All of the data needs to be repeated exactly.

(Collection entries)
***

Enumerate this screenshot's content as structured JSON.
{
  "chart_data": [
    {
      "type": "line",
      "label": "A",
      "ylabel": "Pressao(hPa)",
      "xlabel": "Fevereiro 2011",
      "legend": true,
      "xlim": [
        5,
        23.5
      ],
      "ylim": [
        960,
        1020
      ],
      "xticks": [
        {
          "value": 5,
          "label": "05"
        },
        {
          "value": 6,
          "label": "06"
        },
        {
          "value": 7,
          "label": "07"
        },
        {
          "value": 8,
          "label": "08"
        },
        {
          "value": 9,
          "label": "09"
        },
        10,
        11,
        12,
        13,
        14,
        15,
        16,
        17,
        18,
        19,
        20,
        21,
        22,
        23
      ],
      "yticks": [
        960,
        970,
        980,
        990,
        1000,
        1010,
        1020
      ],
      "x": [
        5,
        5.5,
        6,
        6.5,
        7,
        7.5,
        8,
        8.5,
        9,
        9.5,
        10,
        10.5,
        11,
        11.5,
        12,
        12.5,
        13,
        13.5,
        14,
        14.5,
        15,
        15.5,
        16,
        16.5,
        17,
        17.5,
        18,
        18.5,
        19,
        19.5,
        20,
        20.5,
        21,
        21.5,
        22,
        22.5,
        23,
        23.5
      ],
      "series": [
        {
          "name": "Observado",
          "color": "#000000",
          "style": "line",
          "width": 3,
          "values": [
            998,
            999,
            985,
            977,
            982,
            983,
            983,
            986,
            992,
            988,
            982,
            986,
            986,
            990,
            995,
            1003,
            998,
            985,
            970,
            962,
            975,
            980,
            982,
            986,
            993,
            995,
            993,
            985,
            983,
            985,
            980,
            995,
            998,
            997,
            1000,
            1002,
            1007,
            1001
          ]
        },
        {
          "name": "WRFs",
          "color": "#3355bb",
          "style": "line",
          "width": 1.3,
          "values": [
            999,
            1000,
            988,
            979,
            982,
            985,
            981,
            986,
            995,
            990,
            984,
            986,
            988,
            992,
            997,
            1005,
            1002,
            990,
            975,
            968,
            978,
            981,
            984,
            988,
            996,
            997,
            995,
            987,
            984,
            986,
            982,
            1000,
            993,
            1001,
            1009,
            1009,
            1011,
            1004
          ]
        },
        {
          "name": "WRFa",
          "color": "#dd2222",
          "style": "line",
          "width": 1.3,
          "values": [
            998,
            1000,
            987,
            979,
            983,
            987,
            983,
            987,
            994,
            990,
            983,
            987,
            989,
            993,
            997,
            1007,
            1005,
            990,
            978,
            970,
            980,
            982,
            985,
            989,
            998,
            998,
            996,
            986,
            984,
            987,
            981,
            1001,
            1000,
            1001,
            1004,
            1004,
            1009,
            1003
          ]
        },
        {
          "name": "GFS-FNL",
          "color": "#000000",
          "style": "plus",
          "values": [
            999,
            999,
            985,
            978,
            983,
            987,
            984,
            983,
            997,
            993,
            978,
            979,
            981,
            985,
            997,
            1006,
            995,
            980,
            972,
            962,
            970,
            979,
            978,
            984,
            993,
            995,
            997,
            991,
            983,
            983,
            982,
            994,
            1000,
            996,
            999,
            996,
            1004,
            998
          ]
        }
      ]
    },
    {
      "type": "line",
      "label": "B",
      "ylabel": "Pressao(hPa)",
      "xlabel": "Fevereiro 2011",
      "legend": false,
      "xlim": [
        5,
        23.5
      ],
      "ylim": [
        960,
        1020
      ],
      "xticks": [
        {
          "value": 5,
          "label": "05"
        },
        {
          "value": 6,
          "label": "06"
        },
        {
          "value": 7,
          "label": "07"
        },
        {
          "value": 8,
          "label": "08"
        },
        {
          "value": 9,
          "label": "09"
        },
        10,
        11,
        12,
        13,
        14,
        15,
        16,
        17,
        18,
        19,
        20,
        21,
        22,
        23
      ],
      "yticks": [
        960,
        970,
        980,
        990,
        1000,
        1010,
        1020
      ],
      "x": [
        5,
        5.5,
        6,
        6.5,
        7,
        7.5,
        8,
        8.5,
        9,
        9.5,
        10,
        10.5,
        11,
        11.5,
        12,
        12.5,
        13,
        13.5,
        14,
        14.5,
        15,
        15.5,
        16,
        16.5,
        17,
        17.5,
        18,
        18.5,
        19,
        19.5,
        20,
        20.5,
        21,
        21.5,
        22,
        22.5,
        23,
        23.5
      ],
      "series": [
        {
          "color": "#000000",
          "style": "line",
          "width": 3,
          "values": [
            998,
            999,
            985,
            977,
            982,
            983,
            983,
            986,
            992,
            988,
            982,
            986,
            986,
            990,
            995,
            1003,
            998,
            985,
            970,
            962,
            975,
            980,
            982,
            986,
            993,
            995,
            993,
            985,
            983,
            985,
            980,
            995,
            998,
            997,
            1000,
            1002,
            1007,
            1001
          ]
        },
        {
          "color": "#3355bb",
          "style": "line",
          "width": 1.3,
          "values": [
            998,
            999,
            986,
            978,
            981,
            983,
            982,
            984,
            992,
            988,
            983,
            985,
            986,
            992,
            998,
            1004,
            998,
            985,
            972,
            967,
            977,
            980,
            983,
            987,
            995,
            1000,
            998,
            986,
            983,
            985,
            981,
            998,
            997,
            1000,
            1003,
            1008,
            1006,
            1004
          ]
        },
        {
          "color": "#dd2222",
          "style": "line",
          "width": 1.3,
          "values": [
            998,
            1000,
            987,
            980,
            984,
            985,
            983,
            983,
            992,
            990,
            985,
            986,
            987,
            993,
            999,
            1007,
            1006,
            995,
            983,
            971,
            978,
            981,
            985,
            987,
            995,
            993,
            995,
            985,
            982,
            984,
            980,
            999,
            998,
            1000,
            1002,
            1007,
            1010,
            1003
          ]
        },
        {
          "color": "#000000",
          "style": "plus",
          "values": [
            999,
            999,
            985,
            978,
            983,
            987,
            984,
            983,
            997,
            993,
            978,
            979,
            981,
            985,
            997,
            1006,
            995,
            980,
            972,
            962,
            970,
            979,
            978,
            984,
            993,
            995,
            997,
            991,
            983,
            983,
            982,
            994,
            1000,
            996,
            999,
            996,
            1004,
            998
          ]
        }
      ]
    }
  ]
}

***

__REPLY TO THE TASK__:
Enumerate this screenshot's content as structured JSON.
{
  "chart_data": [
    {
      "type": "line",
      "label": "A",
      "ylabel": "Pressao(hPa)",
      "xlabel": "Fevereiro 2011",
      "legend": true,
      "xlim": [
        5,
        23.5
      ],
      "ylim": [
        960,
        1020
      ],
      "xticks": [
        {
          "value": 5,
          "label": "05"
        },
        {
          "value": 6,
          "label": "06"
        },
        {
          "value": 7,
          "label": "07"
        },
        {
          "value": 8,
          "label": "08"
        },
        {
          "value": 9,
          "label": "09"
        },
        10,
        11,
        12,
        13,
        14,
        15,
        16,
        17,
        18,
        19,
        20,
        21,
        22,
        23
      ],
      "yticks": [
        960,
        970,
        980,
        990,
        1000,
        1010,
        1020
      ],
      "x": [
        5,
        5.5,
        6,
        6.5,
        7,
        7.5,
        8,
        8.5,
        9,
        9.5,
        10,
        10.5,
        11,
        11.5,
        12,
        12.5,
        13,
        13.5,
        14,
        14.5,
        15,
        15.5,
        16,
        16.5,
        17,
        17.5,
        18,
        18.5,
        19,
        19.5,
        20,
        20.5,
        21,
        21.5,
        22,
        22.5,
        23,
        23.5
      ],
      "series": [
        {
          "name": "Observado",
          "color": "#000000",
          "style": "line",
          "width": 3,
          "values": [
            998,
            999,
            985,
            977,
            982,
            983,
            983,
            986,
            992,
            988,
            982,
            986,
            986,
            990,
            995,
            1003,
            998,
            985,
            970,
            962,
            975,
            980,
            982,
            986,
            993,
            995,
            993,
            985,
            983,
            985,
            980,
            995,
            998,
            997,
            1000,
            1002,
            1007,
            1001
          ]
        },
        {
          "name": "WRFs",
          "color": "#3355bb",
          "style": "line",
          "width": 1.3,
          "values": [
            999,
            1000,
            988,
            979,
            982,
            985,
            981,
            986,
            995,
            990,
            984,
            986,
            988,
            992,
            997,
            1005,
            1002,
            990,
            975,
            968,
            978,
            981,
            984,
            988,
            996,
            997,
            995,
            987,
            984,
            986,
            982,
            1000,
            993,
            1001,
            1009,
            1009,
            1011,
            1004
          ]
        },
        {
          "name": "WRFa",
          "color": "#dd2222",
          "style": "line",
          "width": 1.3,
          "values": [
            998,
            1000,
            987,
            979,
            983,
            987,
            983,
            987,
            994,
            990,
            983,
            987,
            989,
            993,
            997,
            1007,
            1005,
            990,
            978,
            970,
            980,
            982,
            985,
            989,
            998,
            998,
            996,
            986,
            984,
            987,
            981,
            1001,
            1000,
            1001,
            1004,
            1004,
            1009,
            1003
          ]
        },
        {
          "name": "GFS-FNL",
          "color": "#000000",
          "style": "plus",
          "values": [
            999,
            999,
            985,
            978,
            983,
            987,
            984,
            983,
            997,
            993,
            978,
            979,
            981,
            985,
            997,
            1006,
            995,
            980,
            972,
            962,
            970,
            979,
            978,
            984,
            993,
            995,
            997,
            991,
            983,
            983,
            982,
            994,
            1000,
            996,
            999,
            996,
            1004,
            998
          ]
        }
      ]
    },
    {
      "type": "line",
      "label": "B",
      "ylabel": "Pressao(hPa)",
      "xlabel": "Fevereiro 2011",
      "legend": false,
      "xlim": [
        5,
        23.5
      ],
      "ylim": [
        960,
        1020
      ],
      "xticks": [
        {
          "value": 5,
          "label": "05"
        },
        {
          "value": 6,
          "label": "06"
        },
        {
          "value": 7,
          "label": "07"
        },
        {
          "value": 8,
          "label": "08"
        },
        {
          "value": 9,
          "label": "09"
        },
        10,
        11,
        12,
        13,
        14,
        15,
        16,
        17,
        18,
        19,
        20,
        21,
        22,
        23
      ],
      "yticks": [
        960,
        970,
        980,
        990,
        1000,
        1010,
        1020
      ],
      "x": [
        5,
        5.5,
        6,
        6.5,
        7,
        7.5,
        8,
        8.5,
        9,
        9.5,
        10,
        10.5,
        11,
        11.5,
        12,
        12.5,
        13,
        13.5,
        14,
        14.5,
        15,
        15.5,
        16,
        16.5,
        17,
        17.5,
        18,
        18.5,
        19,
        19.5,
        20,
        20.5,
        21,
        21.5,
        22,
        22.5,
        23,
        23.5
      ],
      "series": [
        {
          "color": "#000000",
          "style": "line",
          "width": 3,
          "values": [
            998,
            999,
            985,
            977,
            982,
            983,
            983,
            986,
            992,
            988,
            982,
            986,
            986,
            990,
            995,
            1003,
            998,
            985,
            970,
            962,
            975,
            980,
            982,
            986,
            993,
            995,
            993,
            985,
            983,
            985,
            980,
            995,
            998,
            997,
            1000,
            1002,
            1007,
            1001
          ]
        },
        {
          "color": "#3355bb",
          "style": "line",
          "width": 1.3,
          "values": [
            998,
            999,
            986,
            978,
            981,
            983,
            982,
            984,
            992,
            988,
            983,
            985,
            986,
            992,
            998,
            1004,
            998,
            985,
            972,
            967,
            977,
            980,
            983,
            987,
            995,
            1000,
            998,
            986,
            983,
            985,
            981,
            998,
            997,
            1000,
            1003,
            1008,
            1006,
            1004
          ]
        },
        {
          "color": "#dd2222",
          "style": "line",
          "width": 1.3,
          "values": [
            998,
            1000,
            987,
            980,
            984,
            985,
            983,
            983,
            992,
            990,
            985,
            986,
            987,
            993,
            999,
            1007,
            1006,
            995,
            983,
            971,
            978,
            981,
            985,
            987,
            995,
            993,
            995,
            985,
            982,
            984,
            980,
            999,
            998,
            1000,
            1002,
            1007,
            1010,
            1003
          ]
        },
        {
          "color": "#000000",
          "style": "plus",
          "values": [
            999,
            999,
            985,
            978,
            983,
            987,
            984,
            983,
            997,
            993,
            978,
            979,
            981,
            985,
            997,
            1006,
            995,
            980,
            972,
            962,
            970,
            979,
            978,
            984,
            993,
            995,
            997,
            991,
            983,
            983,
            982,
            994,
            1000,
            996,
            999,
            996,
            1004,
            998
          ]
        }
      ]
    }
  ]
}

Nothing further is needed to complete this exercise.